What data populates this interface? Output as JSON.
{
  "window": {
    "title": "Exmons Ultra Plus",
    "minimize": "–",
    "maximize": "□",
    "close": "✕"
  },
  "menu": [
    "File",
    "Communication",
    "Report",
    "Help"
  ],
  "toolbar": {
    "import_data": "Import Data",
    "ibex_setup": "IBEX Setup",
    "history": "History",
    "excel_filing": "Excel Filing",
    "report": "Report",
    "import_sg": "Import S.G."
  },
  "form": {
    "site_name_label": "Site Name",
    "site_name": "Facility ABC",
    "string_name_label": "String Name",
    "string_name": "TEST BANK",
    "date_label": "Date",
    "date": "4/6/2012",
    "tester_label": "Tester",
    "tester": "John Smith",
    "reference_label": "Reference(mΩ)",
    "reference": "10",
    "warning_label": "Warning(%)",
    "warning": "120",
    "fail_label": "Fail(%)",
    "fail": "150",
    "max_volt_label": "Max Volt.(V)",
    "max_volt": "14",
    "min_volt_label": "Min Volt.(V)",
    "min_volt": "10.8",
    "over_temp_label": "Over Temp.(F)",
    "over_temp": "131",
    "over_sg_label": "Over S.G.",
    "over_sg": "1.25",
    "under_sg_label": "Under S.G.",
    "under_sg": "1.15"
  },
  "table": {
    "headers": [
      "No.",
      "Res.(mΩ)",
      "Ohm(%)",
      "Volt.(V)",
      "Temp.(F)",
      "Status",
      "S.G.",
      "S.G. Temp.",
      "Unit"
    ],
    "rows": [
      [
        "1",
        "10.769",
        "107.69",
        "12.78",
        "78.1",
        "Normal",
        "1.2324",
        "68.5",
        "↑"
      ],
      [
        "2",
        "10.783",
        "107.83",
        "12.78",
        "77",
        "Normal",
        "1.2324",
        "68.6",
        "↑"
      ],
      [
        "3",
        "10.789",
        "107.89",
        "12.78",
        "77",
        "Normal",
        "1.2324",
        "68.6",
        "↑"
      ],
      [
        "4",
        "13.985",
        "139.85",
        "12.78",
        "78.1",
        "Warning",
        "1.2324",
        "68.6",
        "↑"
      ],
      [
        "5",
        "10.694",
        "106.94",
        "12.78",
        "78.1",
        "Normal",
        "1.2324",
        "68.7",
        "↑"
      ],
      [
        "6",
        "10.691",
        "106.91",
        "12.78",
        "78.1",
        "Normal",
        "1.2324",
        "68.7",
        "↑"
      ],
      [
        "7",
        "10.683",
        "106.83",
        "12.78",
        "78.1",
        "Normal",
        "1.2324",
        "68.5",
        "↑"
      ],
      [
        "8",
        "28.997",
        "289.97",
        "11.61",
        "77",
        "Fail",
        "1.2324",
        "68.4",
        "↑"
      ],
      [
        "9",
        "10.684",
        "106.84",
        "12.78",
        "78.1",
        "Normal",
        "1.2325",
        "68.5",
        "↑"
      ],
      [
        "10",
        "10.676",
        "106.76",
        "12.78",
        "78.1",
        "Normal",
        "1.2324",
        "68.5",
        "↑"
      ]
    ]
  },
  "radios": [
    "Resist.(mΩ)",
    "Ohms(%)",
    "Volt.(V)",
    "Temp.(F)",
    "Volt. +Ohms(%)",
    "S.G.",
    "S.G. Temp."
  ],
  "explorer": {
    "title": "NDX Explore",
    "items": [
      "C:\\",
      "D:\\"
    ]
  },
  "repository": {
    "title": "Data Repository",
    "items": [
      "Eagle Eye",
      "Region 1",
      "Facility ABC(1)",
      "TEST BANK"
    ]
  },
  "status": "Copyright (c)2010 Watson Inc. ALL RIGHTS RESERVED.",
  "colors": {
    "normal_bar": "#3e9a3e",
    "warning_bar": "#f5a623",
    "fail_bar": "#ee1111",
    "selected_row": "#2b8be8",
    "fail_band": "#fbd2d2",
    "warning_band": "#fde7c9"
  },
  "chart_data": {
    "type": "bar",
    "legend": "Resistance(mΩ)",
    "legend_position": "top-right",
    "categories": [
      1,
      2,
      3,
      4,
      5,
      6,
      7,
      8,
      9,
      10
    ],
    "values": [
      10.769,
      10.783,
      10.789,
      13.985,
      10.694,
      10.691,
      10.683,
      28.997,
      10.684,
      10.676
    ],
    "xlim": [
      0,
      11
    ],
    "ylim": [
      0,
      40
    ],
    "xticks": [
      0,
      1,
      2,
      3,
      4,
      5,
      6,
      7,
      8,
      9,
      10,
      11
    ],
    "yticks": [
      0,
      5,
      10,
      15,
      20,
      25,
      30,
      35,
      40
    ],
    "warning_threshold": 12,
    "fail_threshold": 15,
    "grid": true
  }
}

## GIVEN EXERCISE
Which lines include the word "Import"? Copy every one of them.

## RESPONSE TO THE EXERCISE
    "import_data": "Import Data",
    "import_sg": "Import S.G."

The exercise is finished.